DATA SHOWN →
--- Start ---
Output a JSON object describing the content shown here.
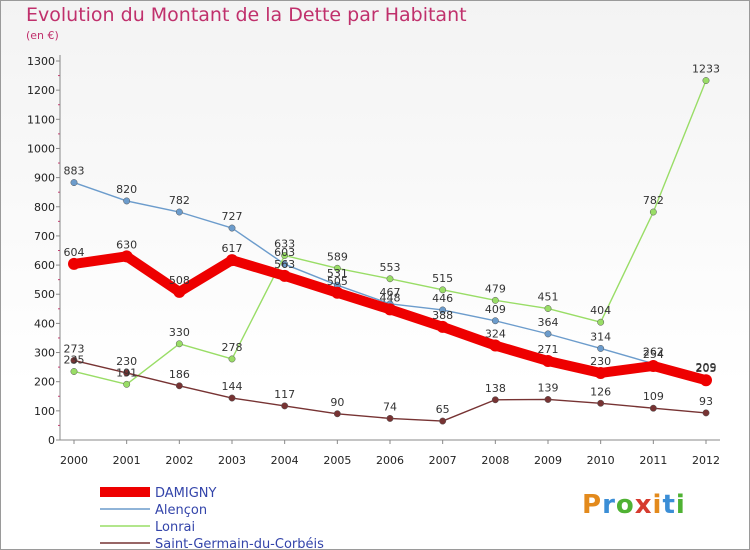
{
  "header": {
    "title": "Evolution du Montant de la Dette par Habitant",
    "subtitle": "(en €)"
  },
  "logo": {
    "text": "Proxiti",
    "letter_colors": [
      "#e38a1c",
      "#3b8ed6",
      "#4fb233",
      "#d63b2f",
      "#e38a1c",
      "#3b8ed6",
      "#4fb233"
    ]
  },
  "chart_data": {
    "type": "line",
    "title": "Evolution du Montant de la Dette par Habitant",
    "subtitle": "(en €)",
    "xlabel": "",
    "ylabel": "",
    "x": [
      "2000",
      "2001",
      "2002",
      "2003",
      "2004",
      "2005",
      "2006",
      "2007",
      "2008",
      "2009",
      "2010",
      "2011",
      "2012"
    ],
    "ylim": [
      0,
      1300
    ],
    "yticks": [
      0,
      100,
      200,
      300,
      400,
      500,
      600,
      700,
      800,
      900,
      1000,
      1100,
      1200,
      1300
    ],
    "grid": false,
    "legend_position": "bottom-left",
    "series": [
      {
        "name": "DAMIGNY",
        "color": "#ee0000",
        "values": [
          604,
          630,
          508,
          617,
          563,
          505,
          448,
          388,
          324,
          271,
          230,
          254,
          205
        ]
      },
      {
        "name": "Alençon",
        "color": "#6c9ccc",
        "values": [
          883,
          820,
          782,
          727,
          603,
          531,
          467,
          446,
          409,
          364,
          314,
          262,
          209
        ]
      },
      {
        "name": "Lonrai",
        "color": "#99dd66",
        "values": [
          235,
          191,
          330,
          278,
          633,
          589,
          553,
          515,
          479,
          451,
          404,
          782,
          1233
        ]
      },
      {
        "name": "Saint-Germain-du-Corbéis",
        "color": "#773333",
        "values": [
          273,
          230,
          186,
          144,
          117,
          90,
          74,
          65,
          138,
          139,
          126,
          109,
          93
        ]
      }
    ]
  }
}
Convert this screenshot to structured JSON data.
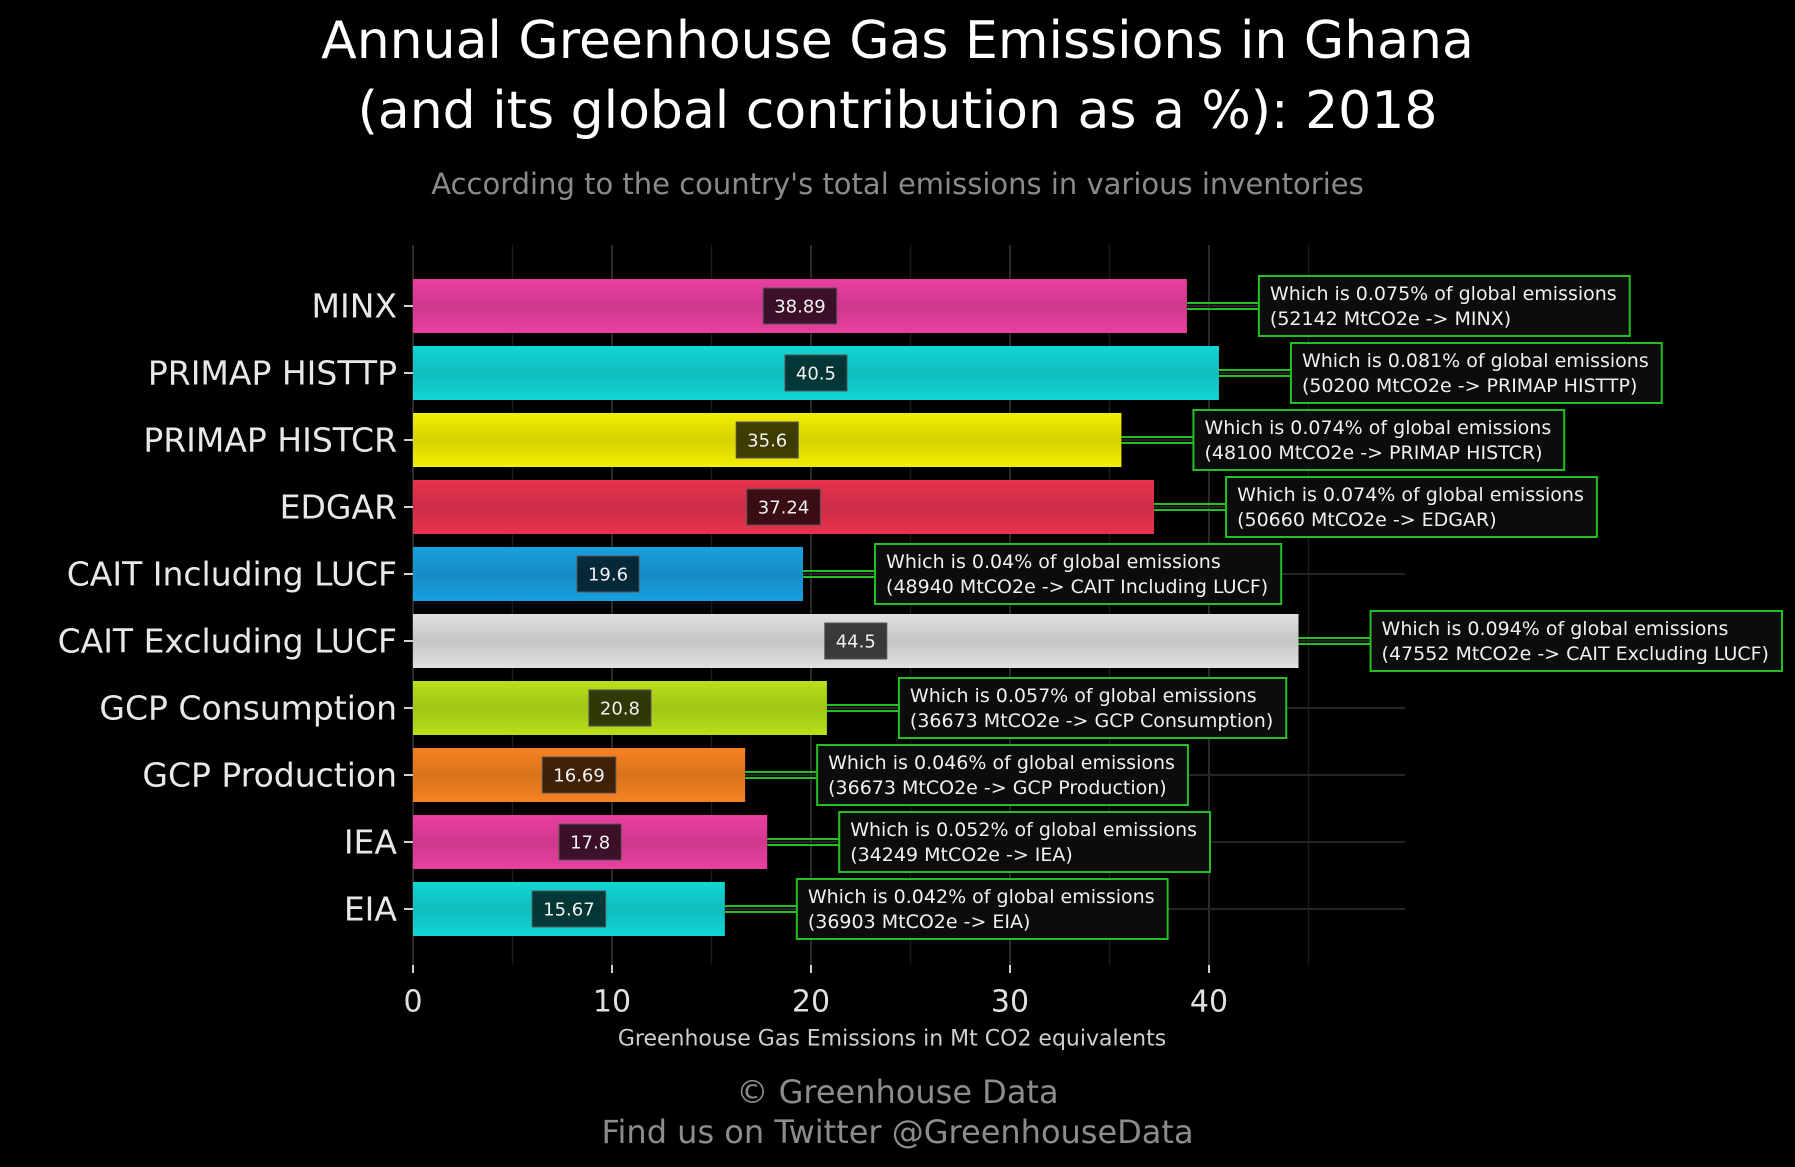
--- End ---
Omit pictures; set down the rest of the material word for word.

SOLVED PROBLEM →
Output a JSON object describing the content shown here.
{
  "header": {
    "title": "Evolution du Montant de la Dette par Habitant",
    "subtitle": "(en €)"
  },
  "logo": {
    "text": "Proxiti",
    "letter_colors": [
      "#e38a1c",
      "#3b8ed6",
      "#4fb233",
      "#d63b2f",
      "#e38a1c",
      "#3b8ed6",
      "#4fb233"
    ]
  },
  "chart_data": {
    "type": "line",
    "title": "Evolution du Montant de la Dette par Habitant",
    "subtitle": "(en €)",
    "xlabel": "",
    "ylabel": "",
    "x": [
      "2000",
      "2001",
      "2002",
      "2003",
      "2004",
      "2005",
      "2006",
      "2007",
      "2008",
      "2009",
      "2010",
      "2011",
      "2012"
    ],
    "ylim": [
      0,
      1300
    ],
    "yticks": [
      0,
      100,
      200,
      300,
      400,
      500,
      600,
      700,
      800,
      900,
      1000,
      1100,
      1200,
      1300
    ],
    "grid": false,
    "legend_position": "bottom-left",
    "series": [
      {
        "name": "DAMIGNY",
        "color": "#ee0000",
        "values": [
          604,
          630,
          508,
          617,
          563,
          505,
          448,
          388,
          324,
          271,
          230,
          254,
          205
        ]
      },
      {
        "name": "Alençon",
        "color": "#6c9ccc",
        "values": [
          883,
          820,
          782,
          727,
          603,
          531,
          467,
          446,
          409,
          364,
          314,
          262,
          209
        ]
      },
      {
        "name": "Lonrai",
        "color": "#99dd66",
        "values": [
          235,
          191,
          330,
          278,
          633,
          589,
          553,
          515,
          479,
          451,
          404,
          782,
          1233
        ]
      },
      {
        "name": "Saint-Germain-du-Corbéis",
        "color": "#773333",
        "values": [
          273,
          230,
          186,
          144,
          117,
          90,
          74,
          65,
          138,
          139,
          126,
          109,
          93
        ]
      }
    ]
  }
}
Convert this screenshot to structured JSON data.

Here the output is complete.